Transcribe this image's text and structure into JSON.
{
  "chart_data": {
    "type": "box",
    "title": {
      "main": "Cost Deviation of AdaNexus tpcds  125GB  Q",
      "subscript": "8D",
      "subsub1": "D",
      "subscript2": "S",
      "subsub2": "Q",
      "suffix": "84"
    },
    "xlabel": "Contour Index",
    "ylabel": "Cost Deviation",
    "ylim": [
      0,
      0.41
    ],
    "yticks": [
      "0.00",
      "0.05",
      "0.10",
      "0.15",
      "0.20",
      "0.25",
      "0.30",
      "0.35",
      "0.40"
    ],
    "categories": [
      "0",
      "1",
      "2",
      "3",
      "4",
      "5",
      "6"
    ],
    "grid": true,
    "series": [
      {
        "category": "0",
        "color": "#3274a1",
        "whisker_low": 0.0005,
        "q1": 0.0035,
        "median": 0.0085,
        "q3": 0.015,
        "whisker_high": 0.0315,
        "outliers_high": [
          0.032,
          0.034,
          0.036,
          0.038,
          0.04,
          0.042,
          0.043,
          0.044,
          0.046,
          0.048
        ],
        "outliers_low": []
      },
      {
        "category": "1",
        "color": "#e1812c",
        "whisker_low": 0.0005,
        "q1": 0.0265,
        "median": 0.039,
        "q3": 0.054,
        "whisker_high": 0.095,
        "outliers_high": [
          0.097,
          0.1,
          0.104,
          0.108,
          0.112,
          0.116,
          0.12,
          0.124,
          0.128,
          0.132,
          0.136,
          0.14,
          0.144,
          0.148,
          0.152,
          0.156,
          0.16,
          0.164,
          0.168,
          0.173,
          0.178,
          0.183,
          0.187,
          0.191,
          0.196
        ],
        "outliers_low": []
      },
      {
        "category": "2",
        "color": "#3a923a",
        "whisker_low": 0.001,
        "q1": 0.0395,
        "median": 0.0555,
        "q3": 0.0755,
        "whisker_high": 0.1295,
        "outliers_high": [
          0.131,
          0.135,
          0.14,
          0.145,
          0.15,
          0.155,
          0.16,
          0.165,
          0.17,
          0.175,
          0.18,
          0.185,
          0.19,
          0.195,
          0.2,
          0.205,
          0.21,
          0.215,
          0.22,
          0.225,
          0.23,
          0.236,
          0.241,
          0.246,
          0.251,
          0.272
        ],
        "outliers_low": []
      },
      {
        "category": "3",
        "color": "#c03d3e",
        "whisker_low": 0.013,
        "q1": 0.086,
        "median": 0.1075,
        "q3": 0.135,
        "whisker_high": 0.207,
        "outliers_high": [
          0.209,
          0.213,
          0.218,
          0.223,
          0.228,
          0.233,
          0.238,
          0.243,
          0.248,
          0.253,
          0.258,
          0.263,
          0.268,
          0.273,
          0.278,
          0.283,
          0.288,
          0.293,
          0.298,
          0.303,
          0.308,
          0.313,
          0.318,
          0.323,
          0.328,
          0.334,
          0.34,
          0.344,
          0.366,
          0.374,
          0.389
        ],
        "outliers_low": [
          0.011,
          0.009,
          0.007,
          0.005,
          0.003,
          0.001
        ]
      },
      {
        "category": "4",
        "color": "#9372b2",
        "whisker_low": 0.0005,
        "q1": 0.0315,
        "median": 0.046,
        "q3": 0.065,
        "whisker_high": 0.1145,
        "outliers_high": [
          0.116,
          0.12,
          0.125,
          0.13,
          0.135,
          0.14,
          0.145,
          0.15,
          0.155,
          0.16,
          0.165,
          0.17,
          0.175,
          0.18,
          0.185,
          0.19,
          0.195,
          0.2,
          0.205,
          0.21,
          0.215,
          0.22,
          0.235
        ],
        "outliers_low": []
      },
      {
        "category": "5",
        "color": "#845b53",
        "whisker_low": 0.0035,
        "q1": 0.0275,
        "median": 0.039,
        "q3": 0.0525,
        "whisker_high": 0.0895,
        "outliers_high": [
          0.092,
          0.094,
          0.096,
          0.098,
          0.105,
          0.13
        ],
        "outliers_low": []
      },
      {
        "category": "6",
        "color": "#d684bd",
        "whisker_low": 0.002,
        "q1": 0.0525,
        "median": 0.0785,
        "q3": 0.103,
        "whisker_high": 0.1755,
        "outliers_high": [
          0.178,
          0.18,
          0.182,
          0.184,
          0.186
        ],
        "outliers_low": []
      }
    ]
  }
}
┄┄┄┄┄┄┄┄┄┄
REQUIRED WORK
Filter the records for lines holding the string "color". Copy each one.

ANSWER TO THE PROBLEM
        "color": "#3274a1",
        "color": "#e1812c",
        "color": "#3a923a",
        "color": "#c03d3e",
        "color": "#9372b2",
        "color": "#845b53",
        "color": "#d684bd",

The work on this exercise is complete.